__Task to complete__: Reproduce all entries precisely, down to the last character.

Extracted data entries
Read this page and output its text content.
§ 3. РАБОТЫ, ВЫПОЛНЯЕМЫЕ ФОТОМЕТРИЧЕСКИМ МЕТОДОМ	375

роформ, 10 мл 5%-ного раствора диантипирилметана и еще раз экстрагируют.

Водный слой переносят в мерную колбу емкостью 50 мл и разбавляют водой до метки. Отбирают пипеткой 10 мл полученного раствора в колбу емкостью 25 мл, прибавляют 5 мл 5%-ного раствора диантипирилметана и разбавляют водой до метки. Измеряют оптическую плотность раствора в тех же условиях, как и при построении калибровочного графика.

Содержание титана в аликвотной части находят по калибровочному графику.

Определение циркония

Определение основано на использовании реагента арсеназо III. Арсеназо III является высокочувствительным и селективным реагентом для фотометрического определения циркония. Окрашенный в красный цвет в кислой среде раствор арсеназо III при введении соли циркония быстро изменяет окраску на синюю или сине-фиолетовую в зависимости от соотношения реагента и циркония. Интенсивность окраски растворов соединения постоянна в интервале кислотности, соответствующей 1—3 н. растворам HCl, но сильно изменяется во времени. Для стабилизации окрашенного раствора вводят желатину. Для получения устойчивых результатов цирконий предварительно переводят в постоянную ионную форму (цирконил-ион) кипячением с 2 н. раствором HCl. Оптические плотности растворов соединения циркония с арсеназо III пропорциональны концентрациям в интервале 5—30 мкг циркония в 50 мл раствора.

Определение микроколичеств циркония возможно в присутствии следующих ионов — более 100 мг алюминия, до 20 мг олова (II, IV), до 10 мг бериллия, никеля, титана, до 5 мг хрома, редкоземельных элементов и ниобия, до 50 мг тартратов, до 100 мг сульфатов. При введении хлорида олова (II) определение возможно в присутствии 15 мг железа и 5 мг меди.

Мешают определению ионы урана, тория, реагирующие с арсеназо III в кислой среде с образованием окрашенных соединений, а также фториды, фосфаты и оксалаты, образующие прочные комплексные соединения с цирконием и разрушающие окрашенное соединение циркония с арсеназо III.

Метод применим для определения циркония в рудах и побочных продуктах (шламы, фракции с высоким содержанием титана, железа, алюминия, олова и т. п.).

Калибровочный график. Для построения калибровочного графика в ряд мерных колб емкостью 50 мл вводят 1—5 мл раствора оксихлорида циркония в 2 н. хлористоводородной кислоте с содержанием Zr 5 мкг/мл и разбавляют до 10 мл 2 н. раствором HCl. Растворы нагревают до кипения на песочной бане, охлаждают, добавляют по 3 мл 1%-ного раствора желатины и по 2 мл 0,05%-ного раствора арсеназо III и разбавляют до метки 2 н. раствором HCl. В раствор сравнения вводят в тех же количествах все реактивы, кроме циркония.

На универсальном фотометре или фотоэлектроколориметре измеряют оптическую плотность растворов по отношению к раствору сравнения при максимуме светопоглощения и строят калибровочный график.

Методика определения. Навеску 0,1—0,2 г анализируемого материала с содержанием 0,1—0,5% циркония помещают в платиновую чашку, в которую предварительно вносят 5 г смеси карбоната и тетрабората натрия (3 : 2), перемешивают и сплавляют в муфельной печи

__Exercise answer__:
Read this page and output its text content.
§ 3. РАБОТЫ, ВЫПОЛНЯЕМЫЕ ФОТОМЕТРИЧЕСКИМ МЕТОДОМ	375

роформ, 10 мл 5%-ного раствора диантипирилметана и еще раз экстрагируют.

Водный слой переносят в мерную колбу емкостью 50 мл и разбавляют водой до метки. Отбирают пипеткой 10 мл полученного раствора в колбу емкостью 25 мл, прибавляют 5 мл 5%-ного раствора диантипирилметана и разбавляют водой до метки. Измеряют оптическую плотность раствора в тех же условиях, как и при построении калибровочного графика.

Содержание титана в аликвотной части находят по калибровочному графику.

Определение циркония

Определение основано на использовании реагента арсеназо III. Арсеназо III является высокочувствительным и селективным реагентом для фотометрического определения циркония. Окрашенный в красный цвет в кислой среде раствор арсеназо III при введении соли циркония быстро изменяет окраску на синюю или сине-фиолетовую в зависимости от соотношения реагента и циркония. Интенсивность окраски растворов соединения постоянна в интервале кислотности, соответствующей 1—3 н. растворам HCl, но сильно изменяется во времени. Для стабилизации окрашенного раствора вводят желатину. Для получения устойчивых результатов цирконий предварительно переводят в постоянную ионную форму (цирконил-ион) кипячением с 2 н. раствором HCl. Оптические плотности растворов соединения циркония с арсеназо III пропорциональны концентрациям в интервале 5—30 мкг циркония в 50 мл раствора.

Определение микроколичеств циркония возможно в присутствии следующих ионов — более 100 мг алюминия, до 20 мг олова (II, IV), до 10 мг бериллия, никеля, титана, до 5 мг хрома, редкоземельных элементов и ниобия, до 50 мг тартратов, до 100 мг сульфатов. При введении хлорида олова (II) определение возможно в присутствии 15 мг железа и 5 мг меди.

Мешают определению ионы урана, тория, реагирующие с арсеназо III в кислой среде с образованием окрашенных соединений, а также фториды, фосфаты и оксалаты, образующие прочные комплексные соединения с цирконием и разрушающие окрашенное соединение циркония с арсеназо III.

Метод применим для определения циркония в рудах и побочных продуктах (шламы, фракции с высоким содержанием титана, железа, алюминия, олова и т. п.).

Калибровочный график. Для построения калибровочного графика в ряд мерных колб емкостью 50 мл вводят 1—5 мл раствора оксихлорида циркония в 2 н. хлористоводородной кислоте с содержанием Zr 5 мкг/мл и разбавляют до 10 мл 2 н. раствором HCl. Растворы нагревают до кипения на песочной бане, охлаждают, добавляют по 3 мл 1%-ного раствора желатины и по 2 мл 0,05%-ного раствора арсеназо III и разбавляют до метки 2 н. раствором HCl. В раствор сравнения вводят в тех же количествах все реактивы, кроме циркония.

На универсальном фотометре или фотоэлектроколориметре измеряют оптическую плотность растворов по отношению к раствору сравнения при максимуме светопоглощения и строят калибровочный график.

Методика определения. Навеску 0,1—0,2 г анализируемого материала с содержанием 0,1—0,5% циркония помещают в платиновую чашку, в которую предварительно вносят 5 г смеси карбоната и тетрабората натрия (3 : 2), перемешивают и сплавляют в муфельной печи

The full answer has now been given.